Stored records
● ● ●
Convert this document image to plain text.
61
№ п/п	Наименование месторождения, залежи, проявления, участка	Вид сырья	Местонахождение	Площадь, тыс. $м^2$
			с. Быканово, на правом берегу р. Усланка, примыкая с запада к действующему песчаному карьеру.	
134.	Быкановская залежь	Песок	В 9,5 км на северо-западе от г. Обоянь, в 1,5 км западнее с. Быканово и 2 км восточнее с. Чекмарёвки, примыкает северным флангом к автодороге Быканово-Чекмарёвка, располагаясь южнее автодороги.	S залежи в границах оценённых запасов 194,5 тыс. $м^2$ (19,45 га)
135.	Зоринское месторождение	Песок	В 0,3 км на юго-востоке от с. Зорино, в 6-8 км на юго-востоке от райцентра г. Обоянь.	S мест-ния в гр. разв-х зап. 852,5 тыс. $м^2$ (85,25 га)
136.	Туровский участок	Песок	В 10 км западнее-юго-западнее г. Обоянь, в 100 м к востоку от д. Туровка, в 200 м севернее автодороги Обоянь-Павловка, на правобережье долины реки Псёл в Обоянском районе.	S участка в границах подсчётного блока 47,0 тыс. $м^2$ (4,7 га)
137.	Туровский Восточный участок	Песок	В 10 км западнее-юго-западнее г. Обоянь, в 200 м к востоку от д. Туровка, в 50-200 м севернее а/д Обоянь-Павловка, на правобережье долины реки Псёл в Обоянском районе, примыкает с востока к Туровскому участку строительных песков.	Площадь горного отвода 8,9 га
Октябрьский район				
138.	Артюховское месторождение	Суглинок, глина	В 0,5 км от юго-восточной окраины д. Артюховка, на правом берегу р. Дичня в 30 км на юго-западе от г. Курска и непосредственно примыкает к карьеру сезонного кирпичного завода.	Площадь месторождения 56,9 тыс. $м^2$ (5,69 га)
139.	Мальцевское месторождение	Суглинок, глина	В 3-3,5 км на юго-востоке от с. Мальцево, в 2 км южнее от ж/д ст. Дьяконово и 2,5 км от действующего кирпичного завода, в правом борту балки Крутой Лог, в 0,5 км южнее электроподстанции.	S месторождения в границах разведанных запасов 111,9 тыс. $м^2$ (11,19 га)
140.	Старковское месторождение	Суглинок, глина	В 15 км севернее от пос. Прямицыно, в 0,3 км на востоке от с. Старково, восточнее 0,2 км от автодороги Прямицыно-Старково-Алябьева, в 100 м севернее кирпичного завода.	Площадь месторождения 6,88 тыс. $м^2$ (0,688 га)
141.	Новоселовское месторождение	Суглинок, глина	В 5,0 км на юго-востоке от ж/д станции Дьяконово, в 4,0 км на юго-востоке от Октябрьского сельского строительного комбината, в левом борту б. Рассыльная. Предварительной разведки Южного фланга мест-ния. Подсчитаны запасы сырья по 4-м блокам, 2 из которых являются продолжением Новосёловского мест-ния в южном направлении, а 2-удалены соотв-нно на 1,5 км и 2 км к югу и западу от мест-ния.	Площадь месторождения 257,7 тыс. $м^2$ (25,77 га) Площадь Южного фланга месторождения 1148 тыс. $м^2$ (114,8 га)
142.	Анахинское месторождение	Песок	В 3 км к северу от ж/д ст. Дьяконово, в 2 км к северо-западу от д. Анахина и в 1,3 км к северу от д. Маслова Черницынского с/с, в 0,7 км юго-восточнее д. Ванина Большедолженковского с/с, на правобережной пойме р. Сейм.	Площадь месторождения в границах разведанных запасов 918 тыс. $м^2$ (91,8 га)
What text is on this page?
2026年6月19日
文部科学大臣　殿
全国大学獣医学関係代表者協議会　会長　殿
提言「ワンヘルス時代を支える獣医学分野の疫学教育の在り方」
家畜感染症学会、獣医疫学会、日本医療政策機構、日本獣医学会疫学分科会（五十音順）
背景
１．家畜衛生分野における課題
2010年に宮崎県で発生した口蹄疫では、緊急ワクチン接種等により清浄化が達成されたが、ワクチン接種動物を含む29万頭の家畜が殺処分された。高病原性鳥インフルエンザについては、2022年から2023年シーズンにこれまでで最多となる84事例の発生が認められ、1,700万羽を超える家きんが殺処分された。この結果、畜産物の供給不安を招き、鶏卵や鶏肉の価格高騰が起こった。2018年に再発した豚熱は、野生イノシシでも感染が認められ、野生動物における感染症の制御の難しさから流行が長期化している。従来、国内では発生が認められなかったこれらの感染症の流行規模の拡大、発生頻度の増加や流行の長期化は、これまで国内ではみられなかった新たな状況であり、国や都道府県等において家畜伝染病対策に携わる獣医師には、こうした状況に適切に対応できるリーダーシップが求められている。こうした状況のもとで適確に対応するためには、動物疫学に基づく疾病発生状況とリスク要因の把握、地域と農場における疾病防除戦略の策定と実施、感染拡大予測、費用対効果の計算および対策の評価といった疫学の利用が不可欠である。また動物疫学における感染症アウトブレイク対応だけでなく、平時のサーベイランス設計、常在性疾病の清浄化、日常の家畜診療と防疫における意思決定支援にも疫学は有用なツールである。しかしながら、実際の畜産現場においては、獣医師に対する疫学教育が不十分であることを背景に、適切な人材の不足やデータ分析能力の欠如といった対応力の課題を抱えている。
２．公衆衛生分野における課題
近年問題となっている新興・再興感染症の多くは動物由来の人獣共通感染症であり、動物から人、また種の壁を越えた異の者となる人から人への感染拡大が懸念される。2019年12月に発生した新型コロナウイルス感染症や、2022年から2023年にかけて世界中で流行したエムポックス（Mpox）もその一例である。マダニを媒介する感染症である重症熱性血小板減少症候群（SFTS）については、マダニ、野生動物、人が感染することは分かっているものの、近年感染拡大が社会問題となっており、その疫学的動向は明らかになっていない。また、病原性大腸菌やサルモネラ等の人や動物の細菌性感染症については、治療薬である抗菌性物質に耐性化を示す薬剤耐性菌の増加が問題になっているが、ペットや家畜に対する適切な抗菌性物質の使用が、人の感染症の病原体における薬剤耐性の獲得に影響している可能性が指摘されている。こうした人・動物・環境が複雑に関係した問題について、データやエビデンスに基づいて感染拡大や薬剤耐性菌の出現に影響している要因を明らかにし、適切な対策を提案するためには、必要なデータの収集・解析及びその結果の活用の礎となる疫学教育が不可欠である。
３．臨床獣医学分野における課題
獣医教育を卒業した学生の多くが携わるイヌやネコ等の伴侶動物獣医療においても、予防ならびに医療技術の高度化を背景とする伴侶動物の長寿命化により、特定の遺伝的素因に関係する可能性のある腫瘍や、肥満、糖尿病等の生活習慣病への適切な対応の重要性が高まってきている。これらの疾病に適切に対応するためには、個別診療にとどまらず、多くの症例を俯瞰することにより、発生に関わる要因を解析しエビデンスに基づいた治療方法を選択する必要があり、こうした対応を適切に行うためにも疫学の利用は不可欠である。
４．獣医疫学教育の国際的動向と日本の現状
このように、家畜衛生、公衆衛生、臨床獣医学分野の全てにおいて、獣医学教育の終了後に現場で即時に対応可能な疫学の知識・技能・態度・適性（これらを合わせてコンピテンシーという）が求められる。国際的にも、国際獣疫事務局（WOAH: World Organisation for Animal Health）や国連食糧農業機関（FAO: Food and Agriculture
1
● ● ●
▸ **Set task**: In the entries above, find each line with the word "западнее" and show it.

▸ **Response below**:
134.	Быкановская залежь	Песок	В 9,5 км на северо-западе от г. Обоянь, в 1,5 км западнее с. Быканово и 2 км восточнее с. Чекмарёвки, примыкает северным флангом к автодороге Быканово-Чекмарёвка, располагаясь южнее автодороги.	S залежи в границах оценённых запасов 194,5 тыс. $м^2$ (19,45 га)
136.	Туровский участок	Песок	В 10 км западнее-юго-западнее г. Обоянь, в 100 м к востоку от д. Туровка, в 200 м севернее автодороги Обоянь-Павловка, на правобережье долины реки Псёл в Обоянском районе.	S участка в границах подсчётного блока 47,0 тыс. $м^2$ (4,7 га)
137.	Туровский Восточный участок	Песок	В 10 км западнее-юго-западнее г. Обоянь, в 200 м к востоку от д. Туровка, в 50-200 м севернее а/д Обоянь-Павловка, на правобережье долины реки Псёл в Обоянском районе, примыкает с востока к Туровскому участку строительных песков.	Площадь горного отвода 8,9 га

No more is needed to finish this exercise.